# [DATA PROVIDED]
┌────────

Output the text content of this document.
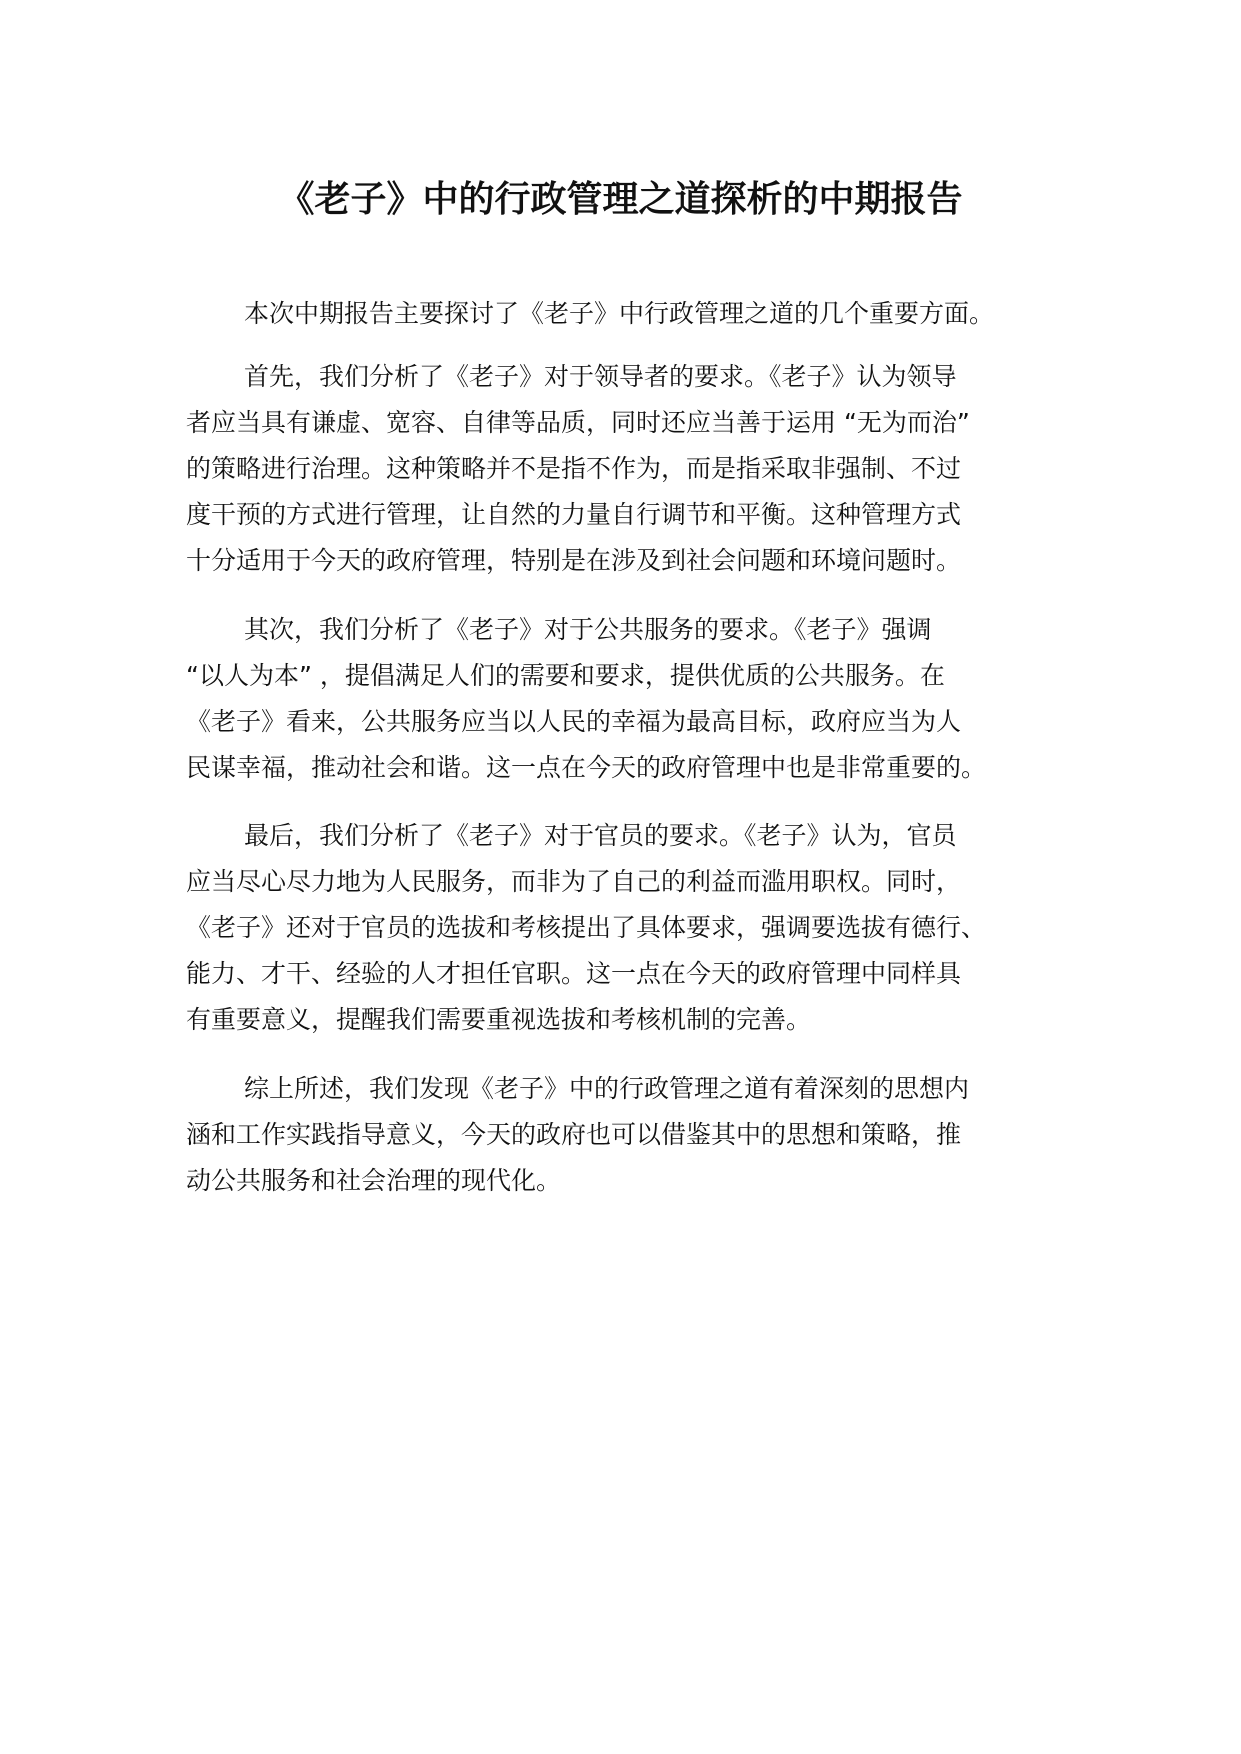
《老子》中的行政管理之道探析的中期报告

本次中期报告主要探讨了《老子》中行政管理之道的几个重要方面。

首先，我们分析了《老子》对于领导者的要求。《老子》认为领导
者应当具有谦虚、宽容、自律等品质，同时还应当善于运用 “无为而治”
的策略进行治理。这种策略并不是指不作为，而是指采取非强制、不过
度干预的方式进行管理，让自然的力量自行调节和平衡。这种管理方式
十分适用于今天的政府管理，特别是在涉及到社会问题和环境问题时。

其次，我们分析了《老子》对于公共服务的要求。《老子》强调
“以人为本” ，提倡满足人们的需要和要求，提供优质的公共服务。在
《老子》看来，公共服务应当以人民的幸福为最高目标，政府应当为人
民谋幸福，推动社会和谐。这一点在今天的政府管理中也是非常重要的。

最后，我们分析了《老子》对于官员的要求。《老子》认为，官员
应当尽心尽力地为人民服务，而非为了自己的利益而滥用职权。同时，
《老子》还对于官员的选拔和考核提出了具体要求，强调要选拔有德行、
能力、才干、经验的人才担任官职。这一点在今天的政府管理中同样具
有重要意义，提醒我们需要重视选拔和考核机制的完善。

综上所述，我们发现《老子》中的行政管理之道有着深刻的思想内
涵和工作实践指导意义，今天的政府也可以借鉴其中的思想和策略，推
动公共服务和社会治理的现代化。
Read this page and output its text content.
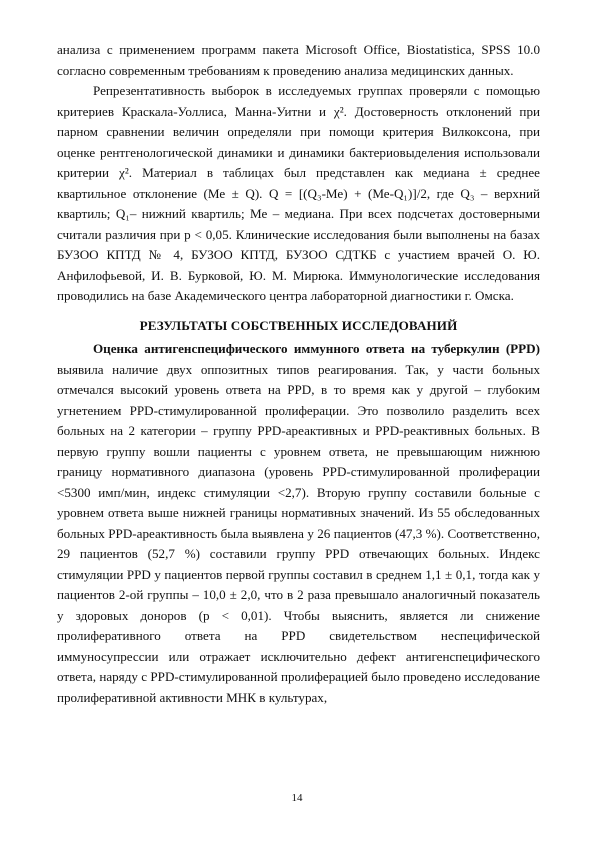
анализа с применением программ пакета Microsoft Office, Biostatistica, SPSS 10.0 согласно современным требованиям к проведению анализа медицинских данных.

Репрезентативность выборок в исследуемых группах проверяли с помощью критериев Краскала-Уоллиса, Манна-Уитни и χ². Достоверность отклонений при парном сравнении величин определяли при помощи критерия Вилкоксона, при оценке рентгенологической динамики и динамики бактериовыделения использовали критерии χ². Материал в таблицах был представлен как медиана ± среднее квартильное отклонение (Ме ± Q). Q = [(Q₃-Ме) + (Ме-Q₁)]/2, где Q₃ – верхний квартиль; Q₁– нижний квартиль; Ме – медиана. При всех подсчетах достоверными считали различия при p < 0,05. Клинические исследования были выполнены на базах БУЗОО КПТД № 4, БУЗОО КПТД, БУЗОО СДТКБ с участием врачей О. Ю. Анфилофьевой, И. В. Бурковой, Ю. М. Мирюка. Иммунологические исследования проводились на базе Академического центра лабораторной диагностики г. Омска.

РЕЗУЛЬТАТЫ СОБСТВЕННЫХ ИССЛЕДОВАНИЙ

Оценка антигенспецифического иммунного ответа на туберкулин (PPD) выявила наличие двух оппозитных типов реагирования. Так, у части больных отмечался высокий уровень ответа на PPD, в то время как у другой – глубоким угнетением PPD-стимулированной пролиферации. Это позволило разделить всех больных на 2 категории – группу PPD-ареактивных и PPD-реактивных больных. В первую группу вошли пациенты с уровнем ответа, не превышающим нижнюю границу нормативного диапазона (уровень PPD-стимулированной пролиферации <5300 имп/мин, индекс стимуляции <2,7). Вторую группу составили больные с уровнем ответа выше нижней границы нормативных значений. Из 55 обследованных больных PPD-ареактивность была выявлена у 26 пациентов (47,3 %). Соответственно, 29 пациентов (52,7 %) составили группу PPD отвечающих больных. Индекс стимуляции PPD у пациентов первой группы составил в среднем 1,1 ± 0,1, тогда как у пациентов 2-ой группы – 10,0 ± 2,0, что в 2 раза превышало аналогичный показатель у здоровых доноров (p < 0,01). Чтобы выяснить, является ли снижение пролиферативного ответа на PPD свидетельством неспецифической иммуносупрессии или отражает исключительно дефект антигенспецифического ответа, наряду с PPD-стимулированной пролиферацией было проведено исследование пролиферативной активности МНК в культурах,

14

└────────

# [TASK DETAILS]
All lines above containing the string "text" are to be collected.

# [FINAL RESULT]
Output the text content of this document.
Read this page and output its text content.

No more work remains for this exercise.